(What you have to do) Among the entries, which lines carry the string "from"? Copy each of them.
start Supplied records
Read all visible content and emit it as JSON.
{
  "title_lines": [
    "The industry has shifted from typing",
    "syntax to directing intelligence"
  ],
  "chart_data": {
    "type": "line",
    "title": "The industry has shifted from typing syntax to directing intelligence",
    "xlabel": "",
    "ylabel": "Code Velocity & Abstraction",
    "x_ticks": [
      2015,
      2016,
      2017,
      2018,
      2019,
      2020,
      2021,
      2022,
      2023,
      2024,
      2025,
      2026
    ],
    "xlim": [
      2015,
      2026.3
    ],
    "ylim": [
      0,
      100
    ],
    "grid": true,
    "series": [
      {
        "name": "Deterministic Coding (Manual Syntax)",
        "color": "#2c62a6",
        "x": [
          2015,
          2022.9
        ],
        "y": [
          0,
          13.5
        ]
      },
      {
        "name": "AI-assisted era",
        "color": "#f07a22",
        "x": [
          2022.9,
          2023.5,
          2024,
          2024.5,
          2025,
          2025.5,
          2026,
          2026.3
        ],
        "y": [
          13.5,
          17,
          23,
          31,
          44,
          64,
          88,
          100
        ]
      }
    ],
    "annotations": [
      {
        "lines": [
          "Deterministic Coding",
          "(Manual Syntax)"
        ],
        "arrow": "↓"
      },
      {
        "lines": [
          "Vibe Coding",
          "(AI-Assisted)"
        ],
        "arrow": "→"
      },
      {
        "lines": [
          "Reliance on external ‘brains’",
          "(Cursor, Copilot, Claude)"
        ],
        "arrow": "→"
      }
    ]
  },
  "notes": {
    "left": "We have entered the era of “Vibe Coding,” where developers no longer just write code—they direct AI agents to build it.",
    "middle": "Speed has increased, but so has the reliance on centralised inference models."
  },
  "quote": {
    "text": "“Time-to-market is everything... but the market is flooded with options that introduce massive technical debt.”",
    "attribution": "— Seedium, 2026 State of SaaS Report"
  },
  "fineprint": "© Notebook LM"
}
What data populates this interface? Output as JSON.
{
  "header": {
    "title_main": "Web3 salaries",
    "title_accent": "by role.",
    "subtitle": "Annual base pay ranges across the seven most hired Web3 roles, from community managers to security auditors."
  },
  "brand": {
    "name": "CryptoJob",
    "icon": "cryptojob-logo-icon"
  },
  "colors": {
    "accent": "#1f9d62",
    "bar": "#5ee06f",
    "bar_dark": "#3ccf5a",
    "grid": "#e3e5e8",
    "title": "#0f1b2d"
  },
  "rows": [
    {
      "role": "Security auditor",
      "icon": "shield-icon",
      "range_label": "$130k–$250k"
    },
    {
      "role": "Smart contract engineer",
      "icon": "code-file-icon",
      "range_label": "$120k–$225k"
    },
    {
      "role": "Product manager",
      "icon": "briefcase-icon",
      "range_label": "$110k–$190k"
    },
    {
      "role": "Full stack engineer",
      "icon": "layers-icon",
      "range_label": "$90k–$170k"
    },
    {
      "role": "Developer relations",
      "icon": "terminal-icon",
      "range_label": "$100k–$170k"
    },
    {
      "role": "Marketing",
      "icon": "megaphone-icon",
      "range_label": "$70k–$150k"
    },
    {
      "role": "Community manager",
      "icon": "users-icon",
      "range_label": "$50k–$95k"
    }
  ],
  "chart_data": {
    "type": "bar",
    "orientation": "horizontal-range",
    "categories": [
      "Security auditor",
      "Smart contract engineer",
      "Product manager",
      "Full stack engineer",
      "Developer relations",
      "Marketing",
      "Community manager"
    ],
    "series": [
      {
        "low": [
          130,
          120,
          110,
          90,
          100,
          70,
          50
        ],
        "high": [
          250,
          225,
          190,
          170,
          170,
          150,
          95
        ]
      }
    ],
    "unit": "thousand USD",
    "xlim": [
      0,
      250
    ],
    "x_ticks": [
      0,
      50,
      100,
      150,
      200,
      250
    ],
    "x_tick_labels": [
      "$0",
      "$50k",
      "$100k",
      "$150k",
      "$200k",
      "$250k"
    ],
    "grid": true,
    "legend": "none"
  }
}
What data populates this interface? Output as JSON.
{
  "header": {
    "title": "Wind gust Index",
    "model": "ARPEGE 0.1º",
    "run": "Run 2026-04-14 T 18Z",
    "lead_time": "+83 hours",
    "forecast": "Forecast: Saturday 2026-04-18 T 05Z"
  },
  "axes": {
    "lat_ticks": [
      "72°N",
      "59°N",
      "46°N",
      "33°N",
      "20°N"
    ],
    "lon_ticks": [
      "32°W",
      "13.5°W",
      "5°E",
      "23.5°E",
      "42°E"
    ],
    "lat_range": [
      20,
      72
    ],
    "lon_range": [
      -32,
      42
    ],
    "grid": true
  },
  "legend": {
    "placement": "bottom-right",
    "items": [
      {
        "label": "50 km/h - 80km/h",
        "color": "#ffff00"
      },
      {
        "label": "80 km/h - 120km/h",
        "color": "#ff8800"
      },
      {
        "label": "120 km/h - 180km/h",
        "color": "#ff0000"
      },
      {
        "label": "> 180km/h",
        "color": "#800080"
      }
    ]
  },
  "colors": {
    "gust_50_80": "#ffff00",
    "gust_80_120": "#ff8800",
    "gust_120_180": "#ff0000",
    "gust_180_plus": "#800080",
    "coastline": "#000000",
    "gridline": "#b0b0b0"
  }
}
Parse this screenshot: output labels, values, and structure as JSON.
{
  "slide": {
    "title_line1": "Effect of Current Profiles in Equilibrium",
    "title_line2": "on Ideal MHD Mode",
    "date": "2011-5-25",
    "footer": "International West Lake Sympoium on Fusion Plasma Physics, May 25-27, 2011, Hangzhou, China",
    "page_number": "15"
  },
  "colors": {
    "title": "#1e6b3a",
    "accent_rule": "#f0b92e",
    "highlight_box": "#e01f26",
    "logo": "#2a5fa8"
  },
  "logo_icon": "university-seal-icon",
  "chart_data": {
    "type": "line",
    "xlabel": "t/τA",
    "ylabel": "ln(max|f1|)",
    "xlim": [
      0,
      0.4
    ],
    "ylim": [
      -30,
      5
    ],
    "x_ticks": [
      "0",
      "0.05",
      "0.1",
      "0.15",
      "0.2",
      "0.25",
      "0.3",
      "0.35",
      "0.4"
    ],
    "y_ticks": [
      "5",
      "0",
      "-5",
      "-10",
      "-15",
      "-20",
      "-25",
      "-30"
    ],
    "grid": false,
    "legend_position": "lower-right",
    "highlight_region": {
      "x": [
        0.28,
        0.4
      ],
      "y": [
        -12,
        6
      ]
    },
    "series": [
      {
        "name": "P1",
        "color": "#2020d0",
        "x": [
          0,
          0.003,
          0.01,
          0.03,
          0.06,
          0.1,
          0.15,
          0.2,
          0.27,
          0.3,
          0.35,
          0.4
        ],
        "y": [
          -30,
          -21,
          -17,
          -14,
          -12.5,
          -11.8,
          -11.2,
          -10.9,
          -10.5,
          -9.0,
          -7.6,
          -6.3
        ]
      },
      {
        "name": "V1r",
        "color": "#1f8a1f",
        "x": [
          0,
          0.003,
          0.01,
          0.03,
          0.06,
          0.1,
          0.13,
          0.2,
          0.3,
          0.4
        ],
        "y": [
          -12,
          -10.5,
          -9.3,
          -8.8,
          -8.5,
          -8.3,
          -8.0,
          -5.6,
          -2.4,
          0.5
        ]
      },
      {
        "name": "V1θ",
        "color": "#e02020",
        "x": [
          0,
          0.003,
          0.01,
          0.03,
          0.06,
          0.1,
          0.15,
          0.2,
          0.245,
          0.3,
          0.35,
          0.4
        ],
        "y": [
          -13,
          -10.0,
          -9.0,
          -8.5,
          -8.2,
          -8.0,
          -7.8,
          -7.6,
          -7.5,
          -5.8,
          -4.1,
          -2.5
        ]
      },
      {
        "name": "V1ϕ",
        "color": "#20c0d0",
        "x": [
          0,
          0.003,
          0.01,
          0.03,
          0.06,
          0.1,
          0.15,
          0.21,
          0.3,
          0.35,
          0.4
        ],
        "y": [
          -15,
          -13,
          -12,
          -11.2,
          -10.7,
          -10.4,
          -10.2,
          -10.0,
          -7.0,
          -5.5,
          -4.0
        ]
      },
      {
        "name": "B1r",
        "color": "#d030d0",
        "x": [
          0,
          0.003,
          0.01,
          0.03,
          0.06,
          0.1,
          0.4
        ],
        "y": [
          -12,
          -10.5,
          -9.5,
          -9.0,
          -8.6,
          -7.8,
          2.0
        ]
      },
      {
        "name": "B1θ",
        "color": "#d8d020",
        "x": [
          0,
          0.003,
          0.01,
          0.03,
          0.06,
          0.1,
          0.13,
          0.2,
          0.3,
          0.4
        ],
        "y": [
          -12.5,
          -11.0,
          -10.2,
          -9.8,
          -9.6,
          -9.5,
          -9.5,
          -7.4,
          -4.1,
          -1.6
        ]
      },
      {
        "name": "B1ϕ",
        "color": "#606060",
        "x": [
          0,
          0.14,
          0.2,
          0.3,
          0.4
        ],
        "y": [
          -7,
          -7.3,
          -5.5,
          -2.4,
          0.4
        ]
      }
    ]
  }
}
end Supplied records
(Written response)
    "The industry has shifted from typing",
    "title": "The industry has shifted from typing syntax to directing intelligence",
    "subtitle": "Annual base pay ranges across the seven most hired Web3 roles, from community managers to security auditors."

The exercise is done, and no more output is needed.